[Dataset rows]
□ □ □ □ □

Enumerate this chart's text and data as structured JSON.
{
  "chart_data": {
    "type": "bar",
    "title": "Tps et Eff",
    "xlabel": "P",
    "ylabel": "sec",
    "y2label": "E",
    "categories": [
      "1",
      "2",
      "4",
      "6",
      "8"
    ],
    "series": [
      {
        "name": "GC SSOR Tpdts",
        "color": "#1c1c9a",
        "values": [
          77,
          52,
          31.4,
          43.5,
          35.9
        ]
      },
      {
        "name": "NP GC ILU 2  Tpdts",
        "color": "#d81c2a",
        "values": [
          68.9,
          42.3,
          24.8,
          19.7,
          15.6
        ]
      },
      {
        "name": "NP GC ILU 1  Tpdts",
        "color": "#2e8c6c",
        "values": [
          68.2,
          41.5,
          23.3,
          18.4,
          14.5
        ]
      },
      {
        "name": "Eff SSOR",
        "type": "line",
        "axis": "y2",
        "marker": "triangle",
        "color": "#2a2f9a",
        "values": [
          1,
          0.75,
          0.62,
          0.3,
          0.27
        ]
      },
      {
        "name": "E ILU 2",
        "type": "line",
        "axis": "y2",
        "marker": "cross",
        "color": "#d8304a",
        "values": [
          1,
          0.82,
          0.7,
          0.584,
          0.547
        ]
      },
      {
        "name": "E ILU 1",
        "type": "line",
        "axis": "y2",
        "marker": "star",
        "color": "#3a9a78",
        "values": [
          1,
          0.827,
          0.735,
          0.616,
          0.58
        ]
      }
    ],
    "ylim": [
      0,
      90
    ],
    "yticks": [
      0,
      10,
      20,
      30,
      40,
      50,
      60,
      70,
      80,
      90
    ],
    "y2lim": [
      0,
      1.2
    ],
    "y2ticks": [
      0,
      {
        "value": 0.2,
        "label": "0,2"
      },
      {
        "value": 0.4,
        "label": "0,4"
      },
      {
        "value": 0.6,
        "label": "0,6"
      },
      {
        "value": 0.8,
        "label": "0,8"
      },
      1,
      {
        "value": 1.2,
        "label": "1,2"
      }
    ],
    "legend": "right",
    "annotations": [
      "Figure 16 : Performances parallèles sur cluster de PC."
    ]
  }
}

□ □ □ □ □

WRITTEN EXERCISE >> Please restate the records in full, word for word.

EXERCISE OUTPUT >>
Enumerate this chart's text and data as structured JSON.
{
  "chart_data": {
    "type": "bar",
    "title": "Tps et Eff",
    "xlabel": "P",
    "ylabel": "sec",
    "y2label": "E",
    "categories": [
      "1",
      "2",
      "4",
      "6",
      "8"
    ],
    "series": [
      {
        "name": "GC SSOR Tpdts",
        "color": "#1c1c9a",
        "values": [
          77,
          52,
          31.4,
          43.5,
          35.9
        ]
      },
      {
        "name": "NP GC ILU 2  Tpdts",
        "color": "#d81c2a",
        "values": [
          68.9,
          42.3,
          24.8,
          19.7,
          15.6
        ]
      },
      {
        "name": "NP GC ILU 1  Tpdts",
        "color": "#2e8c6c",
        "values": [
          68.2,
          41.5,
          23.3,
          18.4,
          14.5
        ]
      },
      {
        "name": "Eff SSOR",
        "type": "line",
        "axis": "y2",
        "marker": "triangle",
        "color": "#2a2f9a",
        "values": [
          1,
          0.75,
          0.62,
          0.3,
          0.27
        ]
      },
      {
        "name": "E ILU 2",
        "type": "line",
        "axis": "y2",
        "marker": "cross",
        "color": "#d8304a",
        "values": [
          1,
          0.82,
          0.7,
          0.584,
          0.547
        ]
      },
      {
        "name": "E ILU 1",
        "type": "line",
        "axis": "y2",
        "marker": "star",
        "color": "#3a9a78",
        "values": [
          1,
          0.827,
          0.735,
          0.616,
          0.58
        ]
      }
    ],
    "ylim": [
      0,
      90
    ],
    "yticks": [
      0,
      10,
      20,
      30,
      40,
      50,
      60,
      70,
      80,
      90
    ],
    "y2lim": [
      0,
      1.2
    ],
    "y2ticks": [
      0,
      {
        "value": 0.2,
        "label": "0,2"
      },
      {
        "value": 0.4,
        "label": "0,4"
      },
      {
        "value": 0.6,
        "label": "0,6"
      },
      {
        "value": 0.8,
        "label": "0,8"
      },
      1,
      {
        "value": 1.2,
        "label": "1,2"
      }
    ],
    "legend": "right",
    "annotations": [
      "Figure 16 : Performances parallèles sur cluster de PC."
    ]
  }
}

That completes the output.